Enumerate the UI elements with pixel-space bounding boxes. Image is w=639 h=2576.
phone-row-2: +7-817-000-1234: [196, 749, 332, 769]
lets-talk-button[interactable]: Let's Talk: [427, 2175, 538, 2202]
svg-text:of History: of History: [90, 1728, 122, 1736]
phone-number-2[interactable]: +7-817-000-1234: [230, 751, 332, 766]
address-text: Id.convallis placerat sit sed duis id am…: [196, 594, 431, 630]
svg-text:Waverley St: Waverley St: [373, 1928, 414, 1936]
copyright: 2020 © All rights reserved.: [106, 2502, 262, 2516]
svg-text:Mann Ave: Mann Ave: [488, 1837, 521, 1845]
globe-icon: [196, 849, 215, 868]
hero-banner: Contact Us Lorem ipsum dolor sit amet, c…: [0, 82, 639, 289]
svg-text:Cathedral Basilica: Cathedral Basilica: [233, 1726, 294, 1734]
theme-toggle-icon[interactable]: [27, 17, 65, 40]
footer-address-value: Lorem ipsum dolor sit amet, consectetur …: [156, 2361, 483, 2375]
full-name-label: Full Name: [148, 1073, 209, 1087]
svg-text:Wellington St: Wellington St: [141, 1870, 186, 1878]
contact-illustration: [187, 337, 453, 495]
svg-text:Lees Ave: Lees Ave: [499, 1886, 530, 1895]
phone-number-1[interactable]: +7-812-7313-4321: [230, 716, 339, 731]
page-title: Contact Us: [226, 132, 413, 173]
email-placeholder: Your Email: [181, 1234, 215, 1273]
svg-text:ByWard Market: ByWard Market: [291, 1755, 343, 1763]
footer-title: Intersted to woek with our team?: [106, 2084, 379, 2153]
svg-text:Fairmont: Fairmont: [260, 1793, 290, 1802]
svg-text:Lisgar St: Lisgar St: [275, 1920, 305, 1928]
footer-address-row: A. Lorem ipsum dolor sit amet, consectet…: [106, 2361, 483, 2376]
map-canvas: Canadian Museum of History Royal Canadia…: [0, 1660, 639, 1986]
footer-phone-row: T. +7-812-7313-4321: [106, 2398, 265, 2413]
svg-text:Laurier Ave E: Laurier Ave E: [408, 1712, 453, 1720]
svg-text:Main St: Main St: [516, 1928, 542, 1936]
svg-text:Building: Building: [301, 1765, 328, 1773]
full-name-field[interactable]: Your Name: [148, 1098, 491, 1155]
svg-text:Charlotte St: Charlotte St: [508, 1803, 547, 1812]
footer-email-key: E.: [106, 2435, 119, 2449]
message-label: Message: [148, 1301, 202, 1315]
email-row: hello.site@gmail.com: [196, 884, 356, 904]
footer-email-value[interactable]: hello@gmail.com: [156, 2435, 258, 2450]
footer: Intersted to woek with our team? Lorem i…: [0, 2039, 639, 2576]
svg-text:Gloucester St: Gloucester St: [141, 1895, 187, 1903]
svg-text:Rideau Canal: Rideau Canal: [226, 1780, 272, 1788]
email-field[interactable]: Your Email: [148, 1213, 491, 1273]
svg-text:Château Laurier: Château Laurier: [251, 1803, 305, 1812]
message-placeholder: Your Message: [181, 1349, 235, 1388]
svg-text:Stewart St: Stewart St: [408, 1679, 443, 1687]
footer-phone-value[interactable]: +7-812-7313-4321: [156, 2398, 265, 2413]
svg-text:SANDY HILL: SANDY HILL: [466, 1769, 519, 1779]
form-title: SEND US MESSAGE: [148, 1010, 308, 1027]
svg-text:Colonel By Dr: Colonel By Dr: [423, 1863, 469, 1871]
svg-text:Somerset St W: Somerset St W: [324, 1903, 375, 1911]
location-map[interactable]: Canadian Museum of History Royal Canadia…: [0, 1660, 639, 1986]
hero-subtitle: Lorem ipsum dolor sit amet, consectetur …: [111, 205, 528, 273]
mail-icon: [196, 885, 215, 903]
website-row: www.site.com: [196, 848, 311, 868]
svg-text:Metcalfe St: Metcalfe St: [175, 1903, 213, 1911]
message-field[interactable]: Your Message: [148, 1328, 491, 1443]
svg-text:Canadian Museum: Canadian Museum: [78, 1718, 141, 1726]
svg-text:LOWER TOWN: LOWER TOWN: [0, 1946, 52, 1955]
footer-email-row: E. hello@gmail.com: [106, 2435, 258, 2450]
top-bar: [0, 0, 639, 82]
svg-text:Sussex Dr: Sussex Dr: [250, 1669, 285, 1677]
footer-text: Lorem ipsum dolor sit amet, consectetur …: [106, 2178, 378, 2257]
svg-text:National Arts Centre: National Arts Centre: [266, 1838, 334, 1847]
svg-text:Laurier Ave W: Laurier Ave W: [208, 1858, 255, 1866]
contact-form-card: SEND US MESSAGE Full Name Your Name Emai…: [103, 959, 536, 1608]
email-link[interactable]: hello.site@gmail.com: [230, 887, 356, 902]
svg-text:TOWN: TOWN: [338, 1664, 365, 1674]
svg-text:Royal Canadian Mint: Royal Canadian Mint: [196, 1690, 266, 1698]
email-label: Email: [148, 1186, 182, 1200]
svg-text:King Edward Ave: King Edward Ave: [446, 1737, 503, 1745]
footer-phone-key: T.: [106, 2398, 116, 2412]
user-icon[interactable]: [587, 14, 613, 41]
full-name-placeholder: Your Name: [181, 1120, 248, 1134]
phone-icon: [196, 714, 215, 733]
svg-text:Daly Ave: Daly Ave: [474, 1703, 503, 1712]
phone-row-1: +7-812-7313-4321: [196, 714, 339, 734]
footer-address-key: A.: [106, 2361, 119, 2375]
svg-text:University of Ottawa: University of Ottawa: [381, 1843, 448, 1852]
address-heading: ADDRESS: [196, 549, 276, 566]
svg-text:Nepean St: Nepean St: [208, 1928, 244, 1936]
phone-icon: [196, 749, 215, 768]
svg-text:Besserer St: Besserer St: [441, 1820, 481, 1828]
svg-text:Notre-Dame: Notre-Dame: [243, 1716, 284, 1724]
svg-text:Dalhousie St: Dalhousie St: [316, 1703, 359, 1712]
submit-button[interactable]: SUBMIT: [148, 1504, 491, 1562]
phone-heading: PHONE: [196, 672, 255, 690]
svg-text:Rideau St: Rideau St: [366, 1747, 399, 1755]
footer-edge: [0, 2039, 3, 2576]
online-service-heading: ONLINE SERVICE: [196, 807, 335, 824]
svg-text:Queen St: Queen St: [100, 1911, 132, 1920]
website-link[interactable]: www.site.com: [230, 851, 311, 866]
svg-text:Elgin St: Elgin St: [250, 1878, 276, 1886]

• • • •

### THE EXERCISE
Rename "footer-address" to "footer-location" throughout the records above, and reproduce every line otherwise unchanged.

### WRITTEN REPLY
Enumerate the UI elements with pixel-space bounding boxes. Image is w=639 h=2576.
phone-row-2: +7-817-000-1234: [196, 749, 332, 769]
lets-talk-button[interactable]: Let's Talk: [427, 2175, 538, 2202]
svg-text:of History: of History: [90, 1728, 122, 1736]
phone-number-2[interactable]: +7-817-000-1234: [230, 751, 332, 766]
address-text: Id.convallis placerat sit sed duis id am…: [196, 594, 431, 630]
svg-text:Waverley St: Waverley St: [373, 1928, 414, 1936]
copyright: 2020 © All rights reserved.: [106, 2502, 262, 2516]
svg-text:Mann Ave: Mann Ave: [488, 1837, 521, 1845]
globe-icon: [196, 849, 215, 868]
hero-banner: Contact Us Lorem ipsum dolor sit amet, c…: [0, 82, 639, 289]
svg-text:Cathedral Basilica: Cathedral Basilica: [233, 1726, 294, 1734]
theme-toggle-icon[interactable]: [27, 17, 65, 40]
footer-location-value: Lorem ipsum dolor sit amet, consectetur …: [156, 2361, 483, 2375]
full-name-label: Full Name: [148, 1073, 209, 1087]
svg-text:Wellington St: Wellington St: [141, 1870, 186, 1878]
contact-illustration: [187, 337, 453, 495]
svg-text:Lees Ave: Lees Ave: [499, 1886, 530, 1895]
phone-number-1[interactable]: +7-812-7313-4321: [230, 716, 339, 731]
page-title: Contact Us: [226, 132, 413, 173]
email-placeholder: Your Email: [181, 1234, 215, 1273]
svg-text:ByWard Market: ByWard Market: [291, 1755, 343, 1763]
footer-title: Intersted to woek with our team?: [106, 2084, 379, 2153]
svg-text:Fairmont: Fairmont: [260, 1793, 290, 1802]
svg-text:Lisgar St: Lisgar St: [275, 1920, 305, 1928]
footer-location-row: A. Lorem ipsum dolor sit amet, consectet…: [106, 2361, 483, 2376]
map-canvas: Canadian Museum of History Royal Canadia…: [0, 1660, 639, 1986]
footer-phone-row: T. +7-812-7313-4321: [106, 2398, 265, 2413]
svg-text:Laurier Ave E: Laurier Ave E: [408, 1712, 453, 1720]
svg-text:Main St: Main St: [516, 1928, 542, 1936]
svg-text:Building: Building: [301, 1765, 328, 1773]
full-name-field[interactable]: Your Name: [148, 1098, 491, 1155]
svg-text:Charlotte St: Charlotte St: [508, 1803, 547, 1812]
footer-email-key: E.: [106, 2435, 119, 2449]
message-label: Message: [148, 1301, 202, 1315]
email-row: hello.site@gmail.com: [196, 884, 356, 904]
footer-email-value[interactable]: hello@gmail.com: [156, 2435, 258, 2450]
footer: Intersted to woek with our team? Lorem i…: [0, 2039, 639, 2576]
svg-text:Gloucester St: Gloucester St: [141, 1895, 187, 1903]
svg-text:Rideau Canal: Rideau Canal: [226, 1780, 272, 1788]
email-field[interactable]: Your Email: [148, 1213, 491, 1273]
svg-text:Château Laurier: Château Laurier: [251, 1803, 305, 1812]
message-placeholder: Your Message: [181, 1349, 235, 1388]
svg-text:Stewart St: Stewart St: [408, 1679, 443, 1687]
footer-phone-value[interactable]: +7-812-7313-4321: [156, 2398, 265, 2413]
svg-text:SANDY HILL: SANDY HILL: [466, 1769, 519, 1779]
form-title: SEND US MESSAGE: [148, 1010, 308, 1027]
svg-text:Colonel By Dr: Colonel By Dr: [423, 1863, 469, 1871]
svg-text:Somerset St W: Somerset St W: [324, 1903, 375, 1911]
location-map[interactable]: Canadian Museum of History Royal Canadia…: [0, 1660, 639, 1986]
hero-subtitle: Lorem ipsum dolor sit amet, consectetur …: [111, 205, 528, 273]
mail-icon: [196, 885, 215, 903]
website-row: www.site.com: [196, 848, 311, 868]
svg-text:Metcalfe St: Metcalfe St: [175, 1903, 213, 1911]
message-field[interactable]: Your Message: [148, 1328, 491, 1443]
svg-text:Canadian Museum: Canadian Museum: [78, 1718, 141, 1726]
svg-text:LOWER TOWN: LOWER TOWN: [0, 1946, 52, 1955]
footer-email-row: E. hello@gmail.com: [106, 2435, 258, 2450]
top-bar: [0, 0, 639, 82]
svg-text:Sussex Dr: Sussex Dr: [250, 1669, 285, 1677]
footer-text: Lorem ipsum dolor sit amet, consectetur …: [106, 2178, 378, 2257]
svg-text:National Arts Centre: National Arts Centre: [266, 1838, 334, 1847]
svg-text:Laurier Ave W: Laurier Ave W: [208, 1858, 255, 1866]
contact-form-card: SEND US MESSAGE Full Name Your Name Emai…: [103, 959, 536, 1608]
email-link[interactable]: hello.site@gmail.com: [230, 887, 356, 902]
svg-text:TOWN: TOWN: [338, 1664, 365, 1674]
svg-text:Royal Canadian Mint: Royal Canadian Mint: [196, 1690, 266, 1698]
email-label: Email: [148, 1186, 182, 1200]
svg-text:King Edward Ave: King Edward Ave: [446, 1737, 503, 1745]
footer-phone-key: T.: [106, 2398, 116, 2412]
user-icon[interactable]: [587, 14, 613, 41]
full-name-placeholder: Your Name: [181, 1120, 248, 1134]
phone-icon: [196, 714, 215, 733]
svg-text:Daly Ave: Daly Ave: [474, 1703, 503, 1712]
phone-row-1: +7-812-7313-4321: [196, 714, 339, 734]
footer-location-key: A.: [106, 2361, 119, 2375]
svg-text:University of Ottawa: University of Ottawa: [381, 1843, 448, 1852]
address-heading: ADDRESS: [196, 549, 276, 566]
svg-text:Nepean St: Nepean St: [208, 1928, 244, 1936]
phone-icon: [196, 749, 215, 768]
svg-text:Besserer St: Besserer St: [441, 1820, 481, 1828]
svg-text:Notre-Dame: Notre-Dame: [243, 1716, 284, 1724]
svg-text:Dalhousie St: Dalhousie St: [316, 1703, 359, 1712]
submit-button[interactable]: SUBMIT: [148, 1504, 491, 1562]
phone-heading: PHONE: [196, 672, 255, 690]
svg-text:Rideau St: Rideau St: [366, 1747, 399, 1755]
footer-edge: [0, 2039, 3, 2576]
online-service-heading: ONLINE SERVICE: [196, 807, 335, 824]
svg-text:Queen St: Queen St: [100, 1911, 132, 1920]
website-link[interactable]: www.site.com: [230, 851, 311, 866]
svg-text:Elgin St: Elgin St: [250, 1878, 276, 1886]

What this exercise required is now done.